== Exercises to complete ==
[a] In the article on the cyber attack on the European Medicines Agency, what did the EMA assure Pfizer and BioNTech about?
[b] Carry the article about the EMA cyber attack forward, starting after its last sentence.

== Page extract ==
* * * * * * * * *
Pfizer/BioNTech say EMA breach exposed vaccine documents

Pfizer/BioNTech say EMA breach exposed vaccine documents


Pfizer and BioNTech said documents related to their Covid-19 vaccine had been exposed in a cyber attack on the European Medicines Agency.

The vaccine makers on Wednesday said documents relating to the regulatory submission had been “unlawfully accessed” on the EMA server. The regulator had earlier on Wednesday disclosed that it had been the “subject of a cyber attack” and said it was launching a full investigation and collaborating with law enforcement.

“It is important to note that no BioNTech or Pfizer systems have been breached in connection with this incident and we are unaware that any study participants have been identified through the data being accessed,” the companies said in a statement.

“EMA has assured us that the cyber attack will have no impact on the timeline for its review,” they added.

It could not be immediately determined what documents were accessed, or if any other drugmakers had been affected. The EMA has been conducting rolling reviews of vaccine candidates, including those made by Moderna and AstraZeneca and the University of Oxford, for months.

Rolling reviews are a type of accelerated assessment whereby drugmakers submit data, including those for safety and efficacy, as they become available, rather than in one go. Proprietary information such as intellectual property is not typically shared.

The US and the UK earlier this year warned state-sponsored hackers in China and Russia have been targeting pharmaceutical and academic research groups developing coronavirus treatments and vaccines, in what has been dubbed an “intellectual property war”.
* * * * * * * * *
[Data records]
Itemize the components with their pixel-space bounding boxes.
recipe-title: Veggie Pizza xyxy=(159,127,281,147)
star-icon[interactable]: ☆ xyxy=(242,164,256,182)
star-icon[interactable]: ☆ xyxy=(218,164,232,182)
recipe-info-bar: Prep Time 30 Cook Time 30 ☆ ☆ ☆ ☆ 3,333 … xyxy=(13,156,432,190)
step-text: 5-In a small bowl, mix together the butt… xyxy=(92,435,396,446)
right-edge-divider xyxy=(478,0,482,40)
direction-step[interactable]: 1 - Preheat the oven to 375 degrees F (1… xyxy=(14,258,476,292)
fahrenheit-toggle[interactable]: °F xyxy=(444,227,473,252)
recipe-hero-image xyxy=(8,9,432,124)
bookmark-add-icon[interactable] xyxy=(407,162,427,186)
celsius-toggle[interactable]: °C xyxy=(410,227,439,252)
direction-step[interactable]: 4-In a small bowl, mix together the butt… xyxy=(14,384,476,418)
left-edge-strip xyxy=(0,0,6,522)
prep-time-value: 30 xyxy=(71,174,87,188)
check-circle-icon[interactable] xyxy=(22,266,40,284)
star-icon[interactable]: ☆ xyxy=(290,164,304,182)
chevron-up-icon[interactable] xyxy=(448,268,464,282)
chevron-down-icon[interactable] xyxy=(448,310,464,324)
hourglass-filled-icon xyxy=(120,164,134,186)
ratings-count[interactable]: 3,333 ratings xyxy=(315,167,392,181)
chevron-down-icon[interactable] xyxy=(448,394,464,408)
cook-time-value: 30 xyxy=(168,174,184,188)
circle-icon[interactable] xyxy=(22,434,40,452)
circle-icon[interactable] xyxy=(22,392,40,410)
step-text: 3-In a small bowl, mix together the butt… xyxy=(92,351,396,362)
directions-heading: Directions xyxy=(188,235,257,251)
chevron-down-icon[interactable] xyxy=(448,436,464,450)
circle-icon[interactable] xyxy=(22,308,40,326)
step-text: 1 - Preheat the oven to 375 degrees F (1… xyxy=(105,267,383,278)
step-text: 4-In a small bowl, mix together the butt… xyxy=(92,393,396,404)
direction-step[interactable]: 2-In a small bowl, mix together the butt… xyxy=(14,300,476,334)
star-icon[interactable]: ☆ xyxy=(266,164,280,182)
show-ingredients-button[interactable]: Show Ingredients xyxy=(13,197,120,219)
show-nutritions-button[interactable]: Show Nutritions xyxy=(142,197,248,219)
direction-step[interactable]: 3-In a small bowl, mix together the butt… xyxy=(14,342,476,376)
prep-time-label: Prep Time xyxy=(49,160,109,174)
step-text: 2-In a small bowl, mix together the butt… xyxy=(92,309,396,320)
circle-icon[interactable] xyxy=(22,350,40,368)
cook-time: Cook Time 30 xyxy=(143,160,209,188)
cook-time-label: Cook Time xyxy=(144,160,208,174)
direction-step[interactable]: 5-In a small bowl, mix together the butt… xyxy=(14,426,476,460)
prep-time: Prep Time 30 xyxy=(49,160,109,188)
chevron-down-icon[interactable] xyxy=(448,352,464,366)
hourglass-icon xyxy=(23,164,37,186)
* * * * * * * * *
== Answers for each item ==
[a] The EMA assured them that the cyber attack would have no impact on the timeline for its review.

[b]
In July, the US charged two Chinese hackers with targeting American companies carrying out coronavirus research with the theft of trade secrets. 

IBM researchers last week said they had found cyber attackers targeting the cold supply chain to deliver Covid-19 vaccines, assessing it was likely to be a campaign backed by a nation state.

“Virtually every nation-state actor has been targeting vaccine information since the start of the pandemic, so this is not at all surprising,” said Dmitri Alperovitch, co-founder of cyber security group CrowdStrike who now runs the Silverado Policy Accelerator think-tank. The motives of the attackers were “most likely intelligence collection on vaccine efficacy and safety”, he said.

This type of information, however, “will all be public shortly”, he added.

The Amsterdam-based drugs regulator has said it would consider the approval of the Pfizer/BioNTech vaccine by December 29 at the latest, a delay of about a week compared with plans discussed late last month.

Member states have been pressing the agency, which oversees approval for all countries in the European Union, into aligning with UK and US approval timelines. The UK has approved the Pfizer/BioNTech vaccine, as have Bahrain and Canada, while an FDA advisory panel is set to meet on Thursday to discuss whether to recommend it receive emergency use authorisation.

The EMA did not respond to a request for comment outside business hours.